● **DOMANDE**:
- 1) Nel testo su pandemia ed economia, a che cosa si è data la precedenza da noi durante il Covid-19?
- 2) Riporta dal testo su pandemia ed economia la parte che si apre con le parole contenenti "Negli ultimi tempi" e si chiude con "crescita dell’equità distributiva.".

● **TESTO DI STUDIO**:
_ _ _

In presenza della pandemia di Covid-19 si è avuto la drammatica contrapposizione fra obiettivi: salute della popolazione o salute dell’economia?
Da noi, si è data la precedenza alla salute della popolazione rispetto alla salute dell’economia perché è prevalso il principio etico della centralità della persona, principio che, fra l’altro, porta porta alla seguente sequela etica del lavoro: il lavoro è un bene dell’uomo, per l’uomo e per la comunità; ma l’uomo ha il primato sul lavoro, perché il lavoro è per l’uomo e non l’uomo per il lavoro e per l’economia; il lavoro ha il primato sul capitale e non il lavoro è al servizio del capitale. Inoltre – se ne abbia coscienza o no – non si può avere un’economia sana in una popolazione malata fisicamente o moralmente.
Negli ultimi tempi si è parlato molto di contrapposizione fra crescita economica e giustizia distributiva. Il principio di fraternità che integri il principio della centralità della persona richiede un’inversione di rotta: l’aumento della disponibilità di beni deve essere accompagnata da una crescita dell’equità distributiva.

_ _ _

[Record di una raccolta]
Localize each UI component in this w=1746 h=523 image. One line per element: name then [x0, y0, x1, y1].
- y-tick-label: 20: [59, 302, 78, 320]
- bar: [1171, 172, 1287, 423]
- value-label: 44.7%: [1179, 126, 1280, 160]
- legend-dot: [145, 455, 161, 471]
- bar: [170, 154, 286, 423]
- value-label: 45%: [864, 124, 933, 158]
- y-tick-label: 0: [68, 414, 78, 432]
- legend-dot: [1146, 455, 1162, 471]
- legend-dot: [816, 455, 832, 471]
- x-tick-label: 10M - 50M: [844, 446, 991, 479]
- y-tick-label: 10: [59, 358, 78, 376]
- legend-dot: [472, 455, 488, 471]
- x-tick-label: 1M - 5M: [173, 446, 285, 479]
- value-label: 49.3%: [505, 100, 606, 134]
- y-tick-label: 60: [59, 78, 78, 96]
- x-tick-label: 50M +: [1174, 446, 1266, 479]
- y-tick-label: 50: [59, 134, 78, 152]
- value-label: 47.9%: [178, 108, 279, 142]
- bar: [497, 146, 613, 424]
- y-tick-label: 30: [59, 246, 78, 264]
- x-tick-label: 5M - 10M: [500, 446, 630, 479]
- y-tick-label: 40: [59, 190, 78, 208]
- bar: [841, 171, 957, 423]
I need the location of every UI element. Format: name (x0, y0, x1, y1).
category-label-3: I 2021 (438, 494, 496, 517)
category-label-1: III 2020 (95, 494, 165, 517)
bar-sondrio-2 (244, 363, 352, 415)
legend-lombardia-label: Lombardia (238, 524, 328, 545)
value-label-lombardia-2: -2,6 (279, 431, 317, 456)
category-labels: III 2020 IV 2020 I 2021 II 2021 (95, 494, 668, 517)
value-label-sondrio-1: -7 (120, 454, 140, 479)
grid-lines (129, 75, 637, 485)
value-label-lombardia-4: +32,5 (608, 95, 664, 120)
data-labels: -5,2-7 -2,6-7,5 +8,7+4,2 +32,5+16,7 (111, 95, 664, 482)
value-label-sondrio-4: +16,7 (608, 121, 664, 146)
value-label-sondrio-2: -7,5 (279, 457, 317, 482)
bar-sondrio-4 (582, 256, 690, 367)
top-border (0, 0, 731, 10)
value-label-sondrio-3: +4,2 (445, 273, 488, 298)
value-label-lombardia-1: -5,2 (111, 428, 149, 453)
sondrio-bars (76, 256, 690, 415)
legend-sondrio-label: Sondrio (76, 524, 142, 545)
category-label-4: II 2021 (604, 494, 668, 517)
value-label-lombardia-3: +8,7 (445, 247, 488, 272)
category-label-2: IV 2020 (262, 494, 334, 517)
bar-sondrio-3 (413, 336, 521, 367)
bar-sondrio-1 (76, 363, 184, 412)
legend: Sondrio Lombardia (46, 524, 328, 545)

_ _ _

● **SOLUZIONI**:
- 1) Alla salute della popolazione rispetto alla salute dell'economia.

- 2)
Negli ultimi tempi si è parlato molto di contrapposizione fra crescita economica e giustizia distributiva. Il principio di fraternità che integri il principio della centralità della persona richiede un’inversione di rotta: l’aumento della disponibilità di beni deve essere accompagnata da una crescita dell’equità distributiva.